DIRECTIONS: Extend the piece on Prologis's third-quarter 2007 results, picking up right after its final sentence.

DOCUMENT:

Prologis is the benchmark REIT owner and developer in the industrial distribution sector, and is poised to benefit most as the sector continues its broad recovery. The company had an exceptionally good 3rd quarter gross proceeds from CDFS dispositions increased to $3.1 billion in the 3rd quarter of 2007. Most of the CDFS sales were from a $2.1 billion sale of shares of Macquarie Prologis Trust to a property fund. Total FFO contribution during the quarter from CDFS sales was $230.1 million versus $92.8 million recorded in 3Q 2006. The CDFS segment develops and or rehabs industrial properties and sells these assets either to one of the company's funds or a third party. The company's current CDFS development pipeline now stands at $6.2 billion, up 16.1% over December 31, 2006. Of this amount, about $2.8 billion of projects are currently under construction, while the remaining $3.4 billion of completed developments and repositioned properties were 65% leased at the end of the quarter. CDFS generated total income of $2.4 billion from acquired property portfolios. While CDFS income is not as predictable as recurring rents, we feel this is a viable business that will continue to be profitable throughout the first part of 2008 as we do not predict a material rise in cap rates in class A properties next quarter.

All segments reported good operating results during the quarter, reflecting continued strong global industrial market demand. While North American markets could be slowing, the company is well diversified internationally, and most of the company's growth going forward will be outside of North America. In the 3rd quarter FFO came in at $1.41 per diluted share, up 78.5% from $0.79 in the same period in 2006. The substantial rise in FFO can be attributed to CFDS sales, high occupancy levels, growth in rental rates, and expansion of the investment management business. PLD increased its full year FFO guidance to $4.40 - $4.50 per share. The increase is primarily due to the 3rd quarter recognition in FFO of $0.36 per share related to PLD's acquisition of the shares of Macquarie ProLogis Trust (MPR) and subsequent contribution to a new property fund. Without this sale, FFO the 3rd quarter would have been $1.05 per share, still a 33% increase from the prior year quarter.

The company also provided guidance for 2008, and expects FFO to fall in the range of $4.65 to $4.85 per share. At the high end of guidance, this would represent over 10% y/y growth from our 2007 estimates.

During the 3rd quarter same store net operating income increased 5.4% vs. 3Q 2006. The increase in net operating income can be attributed to 9.6% growth in same store rents and 2.7% growth in average same store occupancy. YTD same store rents are up 8.4%. In the company's stabilized portfolio overall occupancy stood at 95.5% in the 3rd quarter. In Asia SS occupancy finished the quarter at 98.9%, Europe 93.7% and North America 95.6%. Leasing activity was strong during the 3rd quarter. The company signed 493 new leases representing 29 million square feet in the 3rd quarter. 3Q retention was 79%. The company has posted positive same store revenue, NOI, and occupancy growth over the past several quarters and we expect this trend to continue throughout the year. The company expects occupancies to remain stable and rental rate growth on lease turnovers to continue into 2008.

[Element and region data]
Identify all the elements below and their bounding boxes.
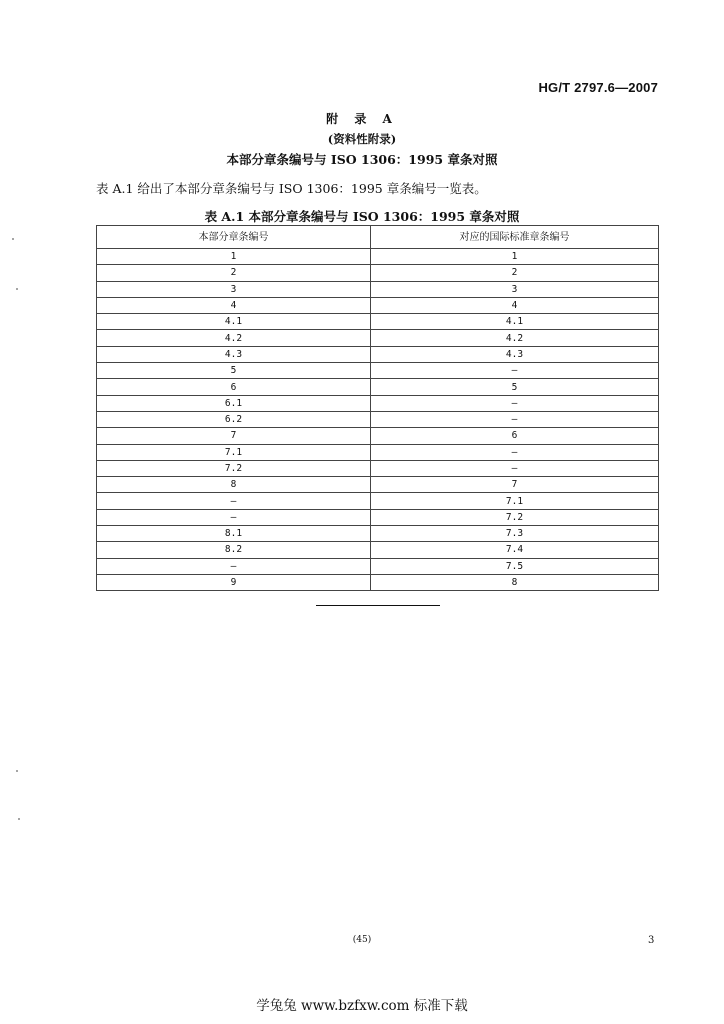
table-header-row <box>97 226 659 249</box>
table-row <box>97 574 659 590</box>
cell-international: 4.1 <box>371 314 659 330</box>
scan-speck <box>16 770 18 772</box>
cell-this-part: 8.1 <box>97 526 371 542</box>
table-row <box>97 493 659 509</box>
cell-international: — <box>371 460 659 476</box>
correspondence-table <box>96 225 659 591</box>
cell-international: — <box>371 444 659 460</box>
table-row <box>97 314 659 330</box>
watermark-text: 学兔兔 www.bzfxw.com 标准下载 <box>256 998 468 1014</box>
cell-international: 7.1 <box>371 493 659 509</box>
cell-this-part: 6.2 <box>97 411 371 427</box>
cell-international: 4.3 <box>371 346 659 362</box>
table-row <box>97 477 659 493</box>
cell-this-part: 2 <box>97 265 371 281</box>
cell-this-part: 5 <box>97 363 371 379</box>
cell-international: 8 <box>371 574 659 590</box>
cell-this-part: 7.1 <box>97 444 371 460</box>
cell-this-part: 6 <box>97 379 371 395</box>
scan-speck <box>18 818 20 820</box>
table-row <box>97 460 659 476</box>
table-row <box>97 444 659 460</box>
table-row <box>97 542 659 558</box>
table-row <box>97 265 659 281</box>
annex-subject: 本部分章条编号与 ISO 1306：1995 章条对照 <box>226 152 498 167</box>
table-row <box>97 428 659 444</box>
table-row <box>97 379 659 395</box>
cell-this-part: 1 <box>97 249 371 265</box>
cell-this-part: 4.2 <box>97 330 371 346</box>
table-row <box>97 249 659 265</box>
table-row <box>97 526 659 542</box>
cell-international: 1 <box>371 249 659 265</box>
header-international: 对应的国际标准章条编号 <box>371 226 659 249</box>
annex-title: 附 录 A <box>326 112 398 126</box>
table-row <box>97 558 659 574</box>
page-number-center: (45) <box>352 935 372 945</box>
table-body <box>97 249 659 591</box>
cell-international: 7.3 <box>371 526 659 542</box>
cell-international: — <box>371 363 659 379</box>
cell-international: 5 <box>371 379 659 395</box>
table-row <box>97 281 659 297</box>
document-code: HG/T 2797.6—2007 <box>538 80 658 95</box>
cell-this-part: 7 <box>97 428 371 444</box>
cell-this-part: 9 <box>97 574 371 590</box>
cell-international: 7.5 <box>371 558 659 574</box>
table-row <box>97 509 659 525</box>
cell-this-part: — <box>97 558 371 574</box>
cell-international: 2 <box>371 265 659 281</box>
cell-international: — <box>371 395 659 411</box>
cell-international: 4.2 <box>371 330 659 346</box>
cell-this-part: 8 <box>97 477 371 493</box>
table-row <box>97 330 659 346</box>
cell-this-part: — <box>97 509 371 525</box>
table-row <box>97 363 659 379</box>
header-this-part: 本部分章条编号 <box>97 226 371 249</box>
cell-international: 7.2 <box>371 509 659 525</box>
scan-speck <box>16 288 18 290</box>
annex-type: (资料性附录) <box>327 132 397 146</box>
cell-this-part: 3 <box>97 281 371 297</box>
scan-speck <box>12 238 14 240</box>
cell-international: 3 <box>371 281 659 297</box>
cell-this-part: 6.1 <box>97 395 371 411</box>
table-row <box>97 411 659 427</box>
cell-this-part: 7.2 <box>97 460 371 476</box>
cell-this-part: 8.2 <box>97 542 371 558</box>
table-row <box>97 395 659 411</box>
page-number-right: 3 <box>648 935 655 946</box>
intro-paragraph: 表 A.1 给出了本部分章条编号与 ISO 1306：1995 章条编号一览表。 <box>96 181 487 196</box>
cell-international: 4 <box>371 297 659 313</box>
cell-international: 6 <box>371 428 659 444</box>
cell-international: 7.4 <box>371 542 659 558</box>
cell-this-part: 4.3 <box>97 346 371 362</box>
end-rule <box>316 605 440 606</box>
cell-this-part: 4 <box>97 297 371 313</box>
cell-this-part: 4.1 <box>97 314 371 330</box>
table-caption: 表 A.1 本部分章条编号与 ISO 1306：1995 章条对照 <box>204 209 520 224</box>
cell-this-part: — <box>97 493 371 509</box>
cell-international: — <box>371 411 659 427</box>
table-row <box>97 346 659 362</box>
table-row <box>97 297 659 313</box>
cell-international: 7 <box>371 477 659 493</box>
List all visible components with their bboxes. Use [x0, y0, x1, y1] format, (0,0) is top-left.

RESULT FOR THIS TASK:
The property fund business continues to grow at a healthy clip. During the quarter, the company announced four new property funds, in addition to ProLogis North American Industrial Fund II (NAIF II), with a combined capitalization of over $14 billion. The funds will own distribution centers in Europe, the United States, Mexico and South Korea. The total fund business has now grown to $33 billion of assets, which will result in significant increases in management fees when these funds are fully invested.

Prologis currently has a large International development pipeline. The company had $777 million of development starts in the 3rd quarter of 2007 $232.3 million in North America, $357.2 million in Europe, and $187.4 million in Asia. The company expects global trade to continue growing at a brisk pace, and increased projections for total global development starts to $4 billion at the high end in 2007, up from a high end estimate of $3.6 billion last quarter. In the 3rd quarter, the company completed developments (including joint ventures) worth $509.7 million. At the quarter end, PLD had projects worth nearly $2.8 billion under development, led by Europe ($1.1 billion, 17.2% leased), Asia ($970.9 million, 20.1% leased) and North America ($617.1 million, 24.2% leased). In Asia, net absorption remains healthy, and leasing activity in the company's new inventory development is brisk. In North America, net absorption in the top 30 logistics markets remained healthy at over 32 million square feet during the 3rd quarter. In Germany, PLD signed agreements for roughly 1.8 million square feet of new development on a pre-committed basis. Nearly 80% of the company's starts this year are outside North America.

ProLogis' share of FFO from property funds increased by 105.7% in the 3rd quarter to $39.9 million, up from $19.4 million in 3Q 2006. Fee income from property funds for the quarter increased 32.8% to $27.1 million, compared with $20.4 million in the same quarter of 2006. During the quarter, total assets owned and under management increased to $34.4 billion, from $26.7 billion at December 31, 2006, a year-to-date increase of 28.8%.

We like the fact that Prologis is mitigating some of the risks via joint venture in its push to enter the unknown Chinese market however, we believe that as the company gains expertise, it will begin to capture more of the development upside in the country. In China, PLD now has a stabilized portfolio of 7.2 million square feet, which is 98.3% leased. Leasing activity is good in Guangzhou, Beijing, and Shanghai. We tend to favor developments versus acquisitions as cap rates around the world continue to compress. Prologis will likely achieve over 10% stabilized NOI yields on its pipeline, versus 6-9% yields on acquisitions. It simply does not make sense to be a large acquirer in this current environment, as such, Prologis as a skilled and experienced developer should continue to realize large implied gains a the spread between acquiring and developing remains attractive.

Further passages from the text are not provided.